TEXT UNDER STUDY:
↓↓↓

Regulation of Human Pluripotent Stem Cell-Derived Hepatic Cell Phenotype by Three-Dimensional Hydrogel Models.

Human-induced pluripotent stem cell (hiPSC)-derived hepatocytes are anticipated as important surrogates for primary human hepatocytes in applications ranging from basic research to drug discovery and regenerative medicine. Although methods for differentiating hepatocyte-like cells (HLCs) from hiPSCs have developed remarkably, the limited yield of fully functional HLCs is still a major obstacle to their utility. A three-dimensional (3D) culture environment could improve the in vitro hepatic maturation of HLCs. Here we compare 3D hydrogel models of hiPSC-derived HLCs in agarose microwells (3D Petri Dish; 3DPD), nanofibrillar cellulose hydrogels (Growdex; 3DNFC), or animal extracellular matrix-based hydrogels (3D Matrigel; 3DMG). In all the tested 3D biomaterial systems, HLCs formed aggregates. In comparison with two-dimensional monolayer culture, 3DPD and 3DMG models showed both phenotypic and functional enhancement in HLCs over 2.5 weeks of 3D culture. Specifically, we found higher hepatocyte-specific gene expression levels and enhanced cytochrome P450 functions. Our work suggests that transferring HLCs into 3D hydrogel systems can expedite the hepatic maturation of HLCs irrespective of the biochemical nature of the 3D hydrogel. Both plant-based nonembedding and animal-based embedding 3D hydrogel models enhanced the maturation.

↑↑↑

TASK DESCRIPTION: According to the abstract on hydrogel models, over what period of 3D culture did the 3DPD and 3DMG models show phenotypic and functional enhancement in HLCs? None of the items after this note is needed.

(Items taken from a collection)
↓↓↓

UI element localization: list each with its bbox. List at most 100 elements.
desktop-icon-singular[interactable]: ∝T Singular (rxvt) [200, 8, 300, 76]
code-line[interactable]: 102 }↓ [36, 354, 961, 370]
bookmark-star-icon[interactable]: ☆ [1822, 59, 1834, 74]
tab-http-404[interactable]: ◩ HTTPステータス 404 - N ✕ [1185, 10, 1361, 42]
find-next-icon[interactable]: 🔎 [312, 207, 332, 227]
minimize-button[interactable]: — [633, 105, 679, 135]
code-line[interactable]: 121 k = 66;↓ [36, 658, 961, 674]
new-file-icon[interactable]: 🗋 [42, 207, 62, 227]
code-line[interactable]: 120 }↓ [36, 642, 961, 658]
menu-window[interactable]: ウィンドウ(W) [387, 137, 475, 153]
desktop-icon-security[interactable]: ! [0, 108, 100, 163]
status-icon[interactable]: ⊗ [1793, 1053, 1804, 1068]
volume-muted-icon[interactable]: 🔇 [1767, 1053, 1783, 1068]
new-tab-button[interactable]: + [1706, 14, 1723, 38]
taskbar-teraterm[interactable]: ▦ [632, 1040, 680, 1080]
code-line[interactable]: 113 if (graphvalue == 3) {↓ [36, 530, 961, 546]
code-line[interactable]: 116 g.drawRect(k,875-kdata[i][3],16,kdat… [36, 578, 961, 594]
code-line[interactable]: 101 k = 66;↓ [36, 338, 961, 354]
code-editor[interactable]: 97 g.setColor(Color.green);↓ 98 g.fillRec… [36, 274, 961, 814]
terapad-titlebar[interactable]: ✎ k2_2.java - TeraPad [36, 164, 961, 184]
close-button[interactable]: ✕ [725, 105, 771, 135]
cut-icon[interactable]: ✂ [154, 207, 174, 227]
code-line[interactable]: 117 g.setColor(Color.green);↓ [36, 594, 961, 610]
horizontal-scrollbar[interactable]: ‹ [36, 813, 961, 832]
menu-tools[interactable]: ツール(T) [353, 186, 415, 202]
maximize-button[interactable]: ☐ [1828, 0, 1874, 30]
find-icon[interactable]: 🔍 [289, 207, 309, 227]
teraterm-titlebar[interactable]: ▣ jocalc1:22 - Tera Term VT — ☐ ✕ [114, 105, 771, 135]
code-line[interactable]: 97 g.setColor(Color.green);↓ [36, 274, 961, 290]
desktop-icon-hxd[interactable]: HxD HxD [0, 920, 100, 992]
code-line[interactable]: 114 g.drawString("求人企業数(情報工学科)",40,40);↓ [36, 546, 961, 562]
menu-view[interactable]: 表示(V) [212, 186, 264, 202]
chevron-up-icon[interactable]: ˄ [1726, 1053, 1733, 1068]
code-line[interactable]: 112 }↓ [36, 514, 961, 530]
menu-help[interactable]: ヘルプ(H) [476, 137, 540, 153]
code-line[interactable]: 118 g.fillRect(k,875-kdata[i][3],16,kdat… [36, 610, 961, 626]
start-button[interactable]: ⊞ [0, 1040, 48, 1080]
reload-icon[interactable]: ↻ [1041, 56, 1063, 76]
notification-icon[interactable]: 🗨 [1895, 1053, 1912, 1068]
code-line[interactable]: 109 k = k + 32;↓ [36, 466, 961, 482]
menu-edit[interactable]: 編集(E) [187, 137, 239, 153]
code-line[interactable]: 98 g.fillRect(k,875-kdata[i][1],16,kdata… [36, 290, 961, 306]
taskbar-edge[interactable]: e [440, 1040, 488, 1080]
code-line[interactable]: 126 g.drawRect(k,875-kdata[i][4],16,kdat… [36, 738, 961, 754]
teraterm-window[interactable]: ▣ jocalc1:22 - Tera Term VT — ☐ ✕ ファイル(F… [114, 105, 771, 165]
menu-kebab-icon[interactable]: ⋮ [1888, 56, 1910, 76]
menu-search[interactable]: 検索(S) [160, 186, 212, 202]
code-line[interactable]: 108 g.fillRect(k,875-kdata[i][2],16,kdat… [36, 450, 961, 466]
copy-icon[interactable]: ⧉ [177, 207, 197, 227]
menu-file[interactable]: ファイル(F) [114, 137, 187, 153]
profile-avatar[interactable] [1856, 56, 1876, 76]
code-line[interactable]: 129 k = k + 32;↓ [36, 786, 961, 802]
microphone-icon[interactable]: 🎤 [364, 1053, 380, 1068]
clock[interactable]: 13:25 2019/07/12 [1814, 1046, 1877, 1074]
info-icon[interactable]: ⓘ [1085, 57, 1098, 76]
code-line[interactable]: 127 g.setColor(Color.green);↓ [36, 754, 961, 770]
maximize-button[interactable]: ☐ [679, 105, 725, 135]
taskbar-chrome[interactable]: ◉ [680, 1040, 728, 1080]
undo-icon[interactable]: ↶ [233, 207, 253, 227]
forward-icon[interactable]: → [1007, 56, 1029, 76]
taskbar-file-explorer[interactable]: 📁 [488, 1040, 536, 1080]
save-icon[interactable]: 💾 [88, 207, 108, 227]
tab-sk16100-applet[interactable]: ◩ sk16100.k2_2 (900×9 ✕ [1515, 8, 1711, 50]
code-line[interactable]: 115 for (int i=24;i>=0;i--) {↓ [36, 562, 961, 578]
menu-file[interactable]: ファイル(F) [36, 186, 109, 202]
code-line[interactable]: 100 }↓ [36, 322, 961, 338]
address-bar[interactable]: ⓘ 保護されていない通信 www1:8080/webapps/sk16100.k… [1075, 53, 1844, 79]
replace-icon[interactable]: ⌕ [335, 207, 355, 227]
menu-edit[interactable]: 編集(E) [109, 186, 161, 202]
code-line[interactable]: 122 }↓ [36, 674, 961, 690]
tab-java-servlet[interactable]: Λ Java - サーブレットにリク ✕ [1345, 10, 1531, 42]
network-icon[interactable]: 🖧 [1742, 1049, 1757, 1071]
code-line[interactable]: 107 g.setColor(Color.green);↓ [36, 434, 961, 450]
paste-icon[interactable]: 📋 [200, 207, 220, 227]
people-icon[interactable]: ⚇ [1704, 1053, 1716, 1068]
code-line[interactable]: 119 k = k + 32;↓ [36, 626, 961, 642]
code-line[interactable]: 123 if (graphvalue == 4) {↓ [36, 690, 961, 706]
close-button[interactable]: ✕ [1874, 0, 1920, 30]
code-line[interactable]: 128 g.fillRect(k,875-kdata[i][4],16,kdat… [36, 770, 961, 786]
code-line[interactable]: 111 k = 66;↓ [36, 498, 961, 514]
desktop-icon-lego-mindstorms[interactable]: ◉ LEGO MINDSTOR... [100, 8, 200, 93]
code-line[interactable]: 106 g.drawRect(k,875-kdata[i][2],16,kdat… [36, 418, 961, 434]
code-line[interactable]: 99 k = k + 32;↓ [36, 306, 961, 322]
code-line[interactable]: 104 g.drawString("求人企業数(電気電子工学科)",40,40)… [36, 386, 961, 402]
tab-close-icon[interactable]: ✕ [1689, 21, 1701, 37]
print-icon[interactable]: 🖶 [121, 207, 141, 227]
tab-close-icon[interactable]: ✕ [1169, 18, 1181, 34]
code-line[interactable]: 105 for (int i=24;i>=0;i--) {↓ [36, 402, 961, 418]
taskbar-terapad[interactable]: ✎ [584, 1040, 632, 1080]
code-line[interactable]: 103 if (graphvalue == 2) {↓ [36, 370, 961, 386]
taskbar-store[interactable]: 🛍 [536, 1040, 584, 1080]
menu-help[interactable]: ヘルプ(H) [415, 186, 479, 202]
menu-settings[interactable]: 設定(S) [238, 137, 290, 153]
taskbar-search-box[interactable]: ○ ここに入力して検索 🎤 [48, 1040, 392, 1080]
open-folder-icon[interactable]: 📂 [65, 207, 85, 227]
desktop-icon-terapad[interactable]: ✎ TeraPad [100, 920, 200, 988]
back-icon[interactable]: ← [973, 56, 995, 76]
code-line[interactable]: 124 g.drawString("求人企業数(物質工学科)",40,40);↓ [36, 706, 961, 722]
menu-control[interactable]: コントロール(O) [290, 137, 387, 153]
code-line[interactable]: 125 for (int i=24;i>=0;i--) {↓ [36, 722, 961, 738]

↑↑↑

OUTPUT BELOW: Over 2.5 weeks of 3D culture.